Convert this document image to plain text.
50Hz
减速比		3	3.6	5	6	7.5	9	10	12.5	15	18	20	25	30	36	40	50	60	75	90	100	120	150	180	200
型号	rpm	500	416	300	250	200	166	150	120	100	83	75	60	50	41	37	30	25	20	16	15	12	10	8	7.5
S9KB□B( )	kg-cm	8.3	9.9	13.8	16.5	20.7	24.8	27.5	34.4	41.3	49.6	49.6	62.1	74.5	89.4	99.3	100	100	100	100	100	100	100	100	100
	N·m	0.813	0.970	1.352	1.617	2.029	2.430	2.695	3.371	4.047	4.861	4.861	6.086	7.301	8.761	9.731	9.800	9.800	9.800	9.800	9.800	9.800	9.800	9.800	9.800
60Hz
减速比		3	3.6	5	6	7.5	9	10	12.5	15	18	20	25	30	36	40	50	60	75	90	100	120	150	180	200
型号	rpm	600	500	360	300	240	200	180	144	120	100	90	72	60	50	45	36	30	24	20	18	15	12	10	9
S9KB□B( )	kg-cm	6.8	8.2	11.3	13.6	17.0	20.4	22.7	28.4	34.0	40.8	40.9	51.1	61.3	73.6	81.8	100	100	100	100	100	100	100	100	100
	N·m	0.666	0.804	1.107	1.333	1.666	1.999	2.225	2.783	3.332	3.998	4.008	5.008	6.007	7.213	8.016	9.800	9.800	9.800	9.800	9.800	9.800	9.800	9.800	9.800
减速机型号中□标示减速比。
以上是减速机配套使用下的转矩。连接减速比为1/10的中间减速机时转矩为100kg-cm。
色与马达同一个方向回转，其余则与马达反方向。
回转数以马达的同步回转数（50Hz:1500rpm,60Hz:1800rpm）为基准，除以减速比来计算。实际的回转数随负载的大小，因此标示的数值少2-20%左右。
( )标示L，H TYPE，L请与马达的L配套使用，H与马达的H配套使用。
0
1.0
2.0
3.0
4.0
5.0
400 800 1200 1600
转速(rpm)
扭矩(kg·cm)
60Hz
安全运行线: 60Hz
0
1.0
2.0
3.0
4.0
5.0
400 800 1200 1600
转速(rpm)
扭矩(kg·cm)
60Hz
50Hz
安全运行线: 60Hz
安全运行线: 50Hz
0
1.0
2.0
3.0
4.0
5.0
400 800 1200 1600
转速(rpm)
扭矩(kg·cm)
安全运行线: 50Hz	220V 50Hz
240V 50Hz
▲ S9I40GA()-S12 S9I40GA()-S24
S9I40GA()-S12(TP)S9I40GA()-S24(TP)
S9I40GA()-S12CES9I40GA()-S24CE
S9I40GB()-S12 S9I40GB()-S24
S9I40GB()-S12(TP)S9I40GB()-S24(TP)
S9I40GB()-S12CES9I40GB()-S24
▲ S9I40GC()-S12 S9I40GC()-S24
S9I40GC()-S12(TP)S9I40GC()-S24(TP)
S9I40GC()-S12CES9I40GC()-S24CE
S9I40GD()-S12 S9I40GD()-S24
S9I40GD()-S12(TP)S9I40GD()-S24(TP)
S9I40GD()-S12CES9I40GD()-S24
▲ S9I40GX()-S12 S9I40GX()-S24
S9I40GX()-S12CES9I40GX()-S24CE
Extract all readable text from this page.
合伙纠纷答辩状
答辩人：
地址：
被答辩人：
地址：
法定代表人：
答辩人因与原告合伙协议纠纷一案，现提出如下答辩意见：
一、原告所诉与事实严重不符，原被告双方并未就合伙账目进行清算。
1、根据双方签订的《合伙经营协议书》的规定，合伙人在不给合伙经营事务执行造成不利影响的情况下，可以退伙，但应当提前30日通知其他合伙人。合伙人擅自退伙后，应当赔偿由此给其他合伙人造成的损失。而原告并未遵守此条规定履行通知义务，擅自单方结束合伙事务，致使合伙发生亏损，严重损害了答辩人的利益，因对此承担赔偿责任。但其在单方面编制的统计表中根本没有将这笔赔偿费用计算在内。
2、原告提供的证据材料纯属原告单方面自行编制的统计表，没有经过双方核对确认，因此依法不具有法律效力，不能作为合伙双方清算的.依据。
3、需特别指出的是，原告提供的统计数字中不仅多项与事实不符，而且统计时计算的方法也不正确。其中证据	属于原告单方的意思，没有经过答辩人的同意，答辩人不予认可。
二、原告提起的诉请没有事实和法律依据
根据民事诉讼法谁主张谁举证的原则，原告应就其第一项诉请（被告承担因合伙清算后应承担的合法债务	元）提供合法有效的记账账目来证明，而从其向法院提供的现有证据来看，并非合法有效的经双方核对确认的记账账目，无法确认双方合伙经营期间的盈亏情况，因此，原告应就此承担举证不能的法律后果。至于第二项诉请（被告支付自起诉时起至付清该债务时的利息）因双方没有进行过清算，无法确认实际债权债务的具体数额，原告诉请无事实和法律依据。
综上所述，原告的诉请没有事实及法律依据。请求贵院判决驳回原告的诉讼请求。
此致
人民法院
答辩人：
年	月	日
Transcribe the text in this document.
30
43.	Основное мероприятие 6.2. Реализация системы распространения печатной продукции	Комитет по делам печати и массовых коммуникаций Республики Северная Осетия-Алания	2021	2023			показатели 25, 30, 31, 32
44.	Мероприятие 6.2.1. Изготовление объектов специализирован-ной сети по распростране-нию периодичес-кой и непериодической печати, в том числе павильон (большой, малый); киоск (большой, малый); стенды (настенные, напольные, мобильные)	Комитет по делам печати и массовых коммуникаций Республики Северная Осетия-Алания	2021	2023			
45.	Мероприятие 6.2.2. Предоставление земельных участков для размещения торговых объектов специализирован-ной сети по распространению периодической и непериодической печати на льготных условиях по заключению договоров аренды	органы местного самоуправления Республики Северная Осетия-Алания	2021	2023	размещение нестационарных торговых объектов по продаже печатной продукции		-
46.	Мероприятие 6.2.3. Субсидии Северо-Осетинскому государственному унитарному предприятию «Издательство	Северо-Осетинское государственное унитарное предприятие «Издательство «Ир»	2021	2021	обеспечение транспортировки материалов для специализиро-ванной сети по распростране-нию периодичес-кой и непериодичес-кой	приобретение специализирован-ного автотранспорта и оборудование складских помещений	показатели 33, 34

****************

> Given instruction
Retype the material in full, character for character.

> Finished answer
Convert this document image to plain text.
50Hz
减速比		3	3.6	5	6	7.5	9	10	12.5	15	18	20	25	30	36	40	50	60	75	90	100	120	150	180	200
型号	rpm	500	416	300	250	200	166	150	120	100	83	75	60	50	41	37	30	25	20	16	15	12	10	8	7.5
S9KB□B( )	kg-cm	8.3	9.9	13.8	16.5	20.7	24.8	27.5	34.4	41.3	49.6	49.6	62.1	74.5	89.4	99.3	100	100	100	100	100	100	100	100	100
	N·m	0.813	0.970	1.352	1.617	2.029	2.430	2.695	3.371	4.047	4.861	4.861	6.086	7.301	8.761	9.731	9.800	9.800	9.800	9.800	9.800	9.800	9.800	9.800	9.800
60Hz
减速比		3	3.6	5	6	7.5	9	10	12.5	15	18	20	25	30	36	40	50	60	75	90	100	120	150	180	200
型号	rpm	600	500	360	300	240	200	180	144	120	100	90	72	60	50	45	36	30	24	20	18	15	12	10	9
S9KB□B( )	kg-cm	6.8	8.2	11.3	13.6	17.0	20.4	22.7	28.4	34.0	40.8	40.9	51.1	61.3	73.6	81.8	100	100	100	100	100	100	100	100	100
	N·m	0.666	0.804	1.107	1.333	1.666	1.999	2.225	2.783	3.332	3.998	4.008	5.008	6.007	7.213	8.016	9.800	9.800	9.800	9.800	9.800	9.800	9.800	9.800	9.800
减速机型号中□标示减速比。
以上是减速机配套使用下的转矩。连接减速比为1/10的中间减速机时转矩为100kg-cm。
色与马达同一个方向回转，其余则与马达反方向。
回转数以马达的同步回转数（50Hz:1500rpm,60Hz:1800rpm）为基准，除以减速比来计算。实际的回转数随负载的大小，因此标示的数值少2-20%左右。
( )标示L，H TYPE，L请与马达的L配套使用，H与马达的H配套使用。
0
1.0
2.0
3.0
4.0
5.0
400 800 1200 1600
转速(rpm)
扭矩(kg·cm)
60Hz
安全运行线: 60Hz
0
1.0
2.0
3.0
4.0
5.0
400 800 1200 1600
转速(rpm)
扭矩(kg·cm)
60Hz
50Hz
安全运行线: 60Hz
安全运行线: 50Hz
0
1.0
2.0
3.0
4.0
5.0
400 800 1200 1600
转速(rpm)
扭矩(kg·cm)
安全运行线: 50Hz	220V 50Hz
240V 50Hz
▲ S9I40GA()-S12 S9I40GA()-S24
S9I40GA()-S12(TP)S9I40GA()-S24(TP)
S9I40GA()-S12CES9I40GA()-S24CE
S9I40GB()-S12 S9I40GB()-S24
S9I40GB()-S12(TP)S9I40GB()-S24(TP)
S9I40GB()-S12CES9I40GB()-S24
▲ S9I40GC()-S12 S9I40GC()-S24
S9I40GC()-S12(TP)S9I40GC()-S24(TP)
S9I40GC()-S12CES9I40GC()-S24CE
S9I40GD()-S12 S9I40GD()-S24
S9I40GD()-S12(TP)S9I40GD()-S24(TP)
S9I40GD()-S12CES9I40GD()-S24
▲ S9I40GX()-S12 S9I40GX()-S24
S9I40GX()-S12CES9I40GX()-S24CE
Extract all readable text from this page.
合伙纠纷答辩状
答辩人：
地址：
被答辩人：
地址：
法定代表人：
答辩人因与原告合伙协议纠纷一案，现提出如下答辩意见：
一、原告所诉与事实严重不符，原被告双方并未就合伙账目进行清算。
1、根据双方签订的《合伙经营协议书》的规定，合伙人在不给合伙经营事务执行造成不利影响的情况下，可以退伙，但应当提前30日通知其他合伙人。合伙人擅自退伙后，应当赔偿由此给其他合伙人造成的损失。而原告并未遵守此条规定履行通知义务，擅自单方结束合伙事务，致使合伙发生亏损，严重损害了答辩人的利益，因对此承担赔偿责任。但其在单方面编制的统计表中根本没有将这笔赔偿费用计算在内。
2、原告提供的证据材料纯属原告单方面自行编制的统计表，没有经过双方核对确认，因此依法不具有法律效力，不能作为合伙双方清算的.依据。
3、需特别指出的是，原告提供的统计数字中不仅多项与事实不符，而且统计时计算的方法也不正确。其中证据	属于原告单方的意思，没有经过答辩人的同意，答辩人不予认可。
二、原告提起的诉请没有事实和法律依据
根据民事诉讼法谁主张谁举证的原则，原告应就其第一项诉请（被告承担因合伙清算后应承担的合法债务	元）提供合法有效的记账账目来证明，而从其向法院提供的现有证据来看，并非合法有效的经双方核对确认的记账账目，无法确认双方合伙经营期间的盈亏情况，因此，原告应就此承担举证不能的法律后果。至于第二项诉请（被告支付自起诉时起至付清该债务时的利息）因双方没有进行过清算，无法确认实际债权债务的具体数额，原告诉请无事实和法律依据。
综上所述，原告的诉请没有事实及法律依据。请求贵院判决驳回原告的诉讼请求。
此致
人民法院
答辩人：
年	月	日
Transcribe the text in this document.
30
43.	Основное мероприятие 6.2. Реализация системы распространения печатной продукции	Комитет по делам печати и массовых коммуникаций Республики Северная Осетия-Алания	2021	2023			показатели 25, 30, 31, 32
44.	Мероприятие 6.2.1. Изготовление объектов специализирован-ной сети по распростране-нию периодичес-кой и непериодической печати, в том числе павильон (большой, малый); киоск (большой, малый); стенды (настенные, напольные, мобильные)	Комитет по делам печати и массовых коммуникаций Республики Северная Осетия-Алания	2021	2023			
45.	Мероприятие 6.2.2. Предоставление земельных участков для размещения торговых объектов специализирован-ной сети по распространению периодической и непериодической печати на льготных условиях по заключению договоров аренды	органы местного самоуправления Республики Северная Осетия-Алания	2021	2023	размещение нестационарных торговых объектов по продаже печатной продукции		-
46.	Мероприятие 6.2.3. Субсидии Северо-Осетинскому государственному унитарному предприятию «Издательство	Северо-Осетинское государственное унитарное предприятие «Издательство «Ир»	2021	2021	обеспечение транспортировки материалов для специализиро-ванной сети по распростране-нию периодичес-кой и непериодичес-кой	приобретение специализирован-ного автотранспорта и оборудование складских помещений	показатели 33, 34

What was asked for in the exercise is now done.